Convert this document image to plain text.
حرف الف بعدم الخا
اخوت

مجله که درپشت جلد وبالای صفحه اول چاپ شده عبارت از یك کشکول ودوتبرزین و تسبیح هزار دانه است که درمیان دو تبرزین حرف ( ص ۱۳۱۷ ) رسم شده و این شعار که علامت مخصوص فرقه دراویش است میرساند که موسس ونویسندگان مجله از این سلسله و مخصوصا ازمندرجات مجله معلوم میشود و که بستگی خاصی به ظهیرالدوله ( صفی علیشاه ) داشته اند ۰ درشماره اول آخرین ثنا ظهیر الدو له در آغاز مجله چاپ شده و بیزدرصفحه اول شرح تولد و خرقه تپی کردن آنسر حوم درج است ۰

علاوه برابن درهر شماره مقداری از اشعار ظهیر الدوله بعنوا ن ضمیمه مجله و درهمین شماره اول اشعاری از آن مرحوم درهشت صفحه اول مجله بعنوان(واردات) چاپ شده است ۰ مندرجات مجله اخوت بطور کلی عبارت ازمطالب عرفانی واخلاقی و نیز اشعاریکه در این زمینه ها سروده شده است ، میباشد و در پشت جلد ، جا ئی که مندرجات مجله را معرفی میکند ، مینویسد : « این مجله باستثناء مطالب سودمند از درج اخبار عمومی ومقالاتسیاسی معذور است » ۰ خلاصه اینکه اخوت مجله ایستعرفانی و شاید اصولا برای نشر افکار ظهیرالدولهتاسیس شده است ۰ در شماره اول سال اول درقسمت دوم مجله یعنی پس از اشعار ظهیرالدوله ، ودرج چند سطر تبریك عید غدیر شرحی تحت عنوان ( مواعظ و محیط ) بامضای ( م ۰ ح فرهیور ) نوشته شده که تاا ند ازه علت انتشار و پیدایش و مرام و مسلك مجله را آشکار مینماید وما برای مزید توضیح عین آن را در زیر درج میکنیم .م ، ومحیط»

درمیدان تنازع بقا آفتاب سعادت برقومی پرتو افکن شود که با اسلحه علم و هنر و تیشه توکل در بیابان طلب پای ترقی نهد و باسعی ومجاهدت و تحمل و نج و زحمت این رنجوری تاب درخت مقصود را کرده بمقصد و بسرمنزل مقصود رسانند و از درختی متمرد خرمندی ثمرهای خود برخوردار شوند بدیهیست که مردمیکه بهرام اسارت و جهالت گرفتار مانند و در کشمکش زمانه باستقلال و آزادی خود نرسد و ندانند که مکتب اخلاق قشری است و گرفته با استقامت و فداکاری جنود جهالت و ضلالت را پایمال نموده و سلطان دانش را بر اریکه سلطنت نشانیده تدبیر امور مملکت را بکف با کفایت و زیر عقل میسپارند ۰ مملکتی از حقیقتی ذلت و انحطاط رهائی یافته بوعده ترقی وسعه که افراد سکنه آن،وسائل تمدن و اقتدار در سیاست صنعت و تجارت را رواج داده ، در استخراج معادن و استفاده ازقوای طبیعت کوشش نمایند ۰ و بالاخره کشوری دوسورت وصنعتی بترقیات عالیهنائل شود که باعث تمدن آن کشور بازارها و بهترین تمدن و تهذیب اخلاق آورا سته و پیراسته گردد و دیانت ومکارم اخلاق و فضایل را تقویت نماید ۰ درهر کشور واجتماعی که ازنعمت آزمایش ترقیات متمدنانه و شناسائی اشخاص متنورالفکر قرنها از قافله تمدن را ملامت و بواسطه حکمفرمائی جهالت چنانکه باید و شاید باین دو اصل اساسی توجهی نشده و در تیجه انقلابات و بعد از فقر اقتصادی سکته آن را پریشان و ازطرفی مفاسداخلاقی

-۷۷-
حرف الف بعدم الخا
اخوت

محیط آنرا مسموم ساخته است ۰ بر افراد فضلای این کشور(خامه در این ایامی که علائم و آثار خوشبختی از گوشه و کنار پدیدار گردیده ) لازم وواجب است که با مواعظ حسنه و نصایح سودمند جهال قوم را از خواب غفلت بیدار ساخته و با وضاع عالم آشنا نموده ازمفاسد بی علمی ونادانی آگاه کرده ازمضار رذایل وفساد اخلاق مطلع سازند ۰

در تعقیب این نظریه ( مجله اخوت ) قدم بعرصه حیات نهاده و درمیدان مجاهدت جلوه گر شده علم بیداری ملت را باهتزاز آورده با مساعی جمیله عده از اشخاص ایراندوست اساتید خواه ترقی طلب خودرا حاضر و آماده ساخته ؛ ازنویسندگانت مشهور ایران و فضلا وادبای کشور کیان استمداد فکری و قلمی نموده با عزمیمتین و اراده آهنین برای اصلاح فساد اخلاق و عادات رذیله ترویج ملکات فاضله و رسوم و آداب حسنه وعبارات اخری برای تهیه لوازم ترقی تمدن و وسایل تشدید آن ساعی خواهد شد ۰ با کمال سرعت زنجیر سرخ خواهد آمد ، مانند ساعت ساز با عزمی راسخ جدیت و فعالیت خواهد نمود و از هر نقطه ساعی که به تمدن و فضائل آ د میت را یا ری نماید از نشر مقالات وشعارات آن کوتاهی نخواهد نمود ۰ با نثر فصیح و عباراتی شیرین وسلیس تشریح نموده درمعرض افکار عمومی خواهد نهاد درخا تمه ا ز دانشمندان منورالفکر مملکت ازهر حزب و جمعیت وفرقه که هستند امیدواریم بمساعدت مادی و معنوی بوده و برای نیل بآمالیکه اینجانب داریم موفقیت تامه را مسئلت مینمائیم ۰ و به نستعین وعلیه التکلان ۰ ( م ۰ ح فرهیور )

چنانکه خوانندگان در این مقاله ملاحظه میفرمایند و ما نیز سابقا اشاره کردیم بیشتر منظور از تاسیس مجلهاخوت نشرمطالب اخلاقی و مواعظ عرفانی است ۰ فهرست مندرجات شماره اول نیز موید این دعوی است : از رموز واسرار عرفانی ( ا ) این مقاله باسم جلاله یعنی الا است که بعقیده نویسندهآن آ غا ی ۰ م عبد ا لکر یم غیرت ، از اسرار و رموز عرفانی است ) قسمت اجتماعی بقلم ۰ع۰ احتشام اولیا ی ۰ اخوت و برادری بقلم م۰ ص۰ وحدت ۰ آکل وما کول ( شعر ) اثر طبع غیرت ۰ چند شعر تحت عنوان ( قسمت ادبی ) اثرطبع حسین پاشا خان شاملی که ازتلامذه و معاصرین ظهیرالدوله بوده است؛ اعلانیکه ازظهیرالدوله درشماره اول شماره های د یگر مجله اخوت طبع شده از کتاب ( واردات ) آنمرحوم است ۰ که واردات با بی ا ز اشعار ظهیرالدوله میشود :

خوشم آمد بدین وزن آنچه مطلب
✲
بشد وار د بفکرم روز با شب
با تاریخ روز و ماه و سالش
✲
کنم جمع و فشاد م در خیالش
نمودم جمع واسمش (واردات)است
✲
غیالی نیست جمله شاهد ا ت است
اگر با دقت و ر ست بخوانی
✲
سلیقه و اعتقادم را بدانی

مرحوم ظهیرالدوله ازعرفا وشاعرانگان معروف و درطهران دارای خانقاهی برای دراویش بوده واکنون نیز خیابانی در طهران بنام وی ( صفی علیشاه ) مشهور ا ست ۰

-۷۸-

_ _ _ _ _

**PROBLEM TO WORK ON:** Scan the records above for the string "دراویش", then report every line that contains it.

**TASK ANSWER:**
مجله که درپشت جلد وبالای صفحه اول چاپ شده عبارت از یك کشکول ودوتبرزین و تسبیح هزار دانه است که درمیان دو تبرزین حرف ( ص ۱۳۱۷ ) رسم شده و این شعار که علامت مخصوص فرقه دراویش است میرساند که موسس ونویسندگان مجله از این سلسله و مخصوصا ازمندرجات مجله معلوم میشود و که بستگی خاصی به ظهیرالدوله ( صفی علیشاه ) داشته اند ۰ درشماره اول آخرین ثنا ظهیر الدو له در آغاز مجله چاپ شده و بیزدرصفحه اول شرح تولد و خرقه تپی کردن آنسر حوم درج است ۰
مرحوم ظهیرالدوله ازعرفا وشاعرانگان معروف و درطهران دارای خانقاهی برای دراویش بوده واکنون نیز خیابانی در طهران بنام وی ( صفی علیشاه ) مشهور ا ست ۰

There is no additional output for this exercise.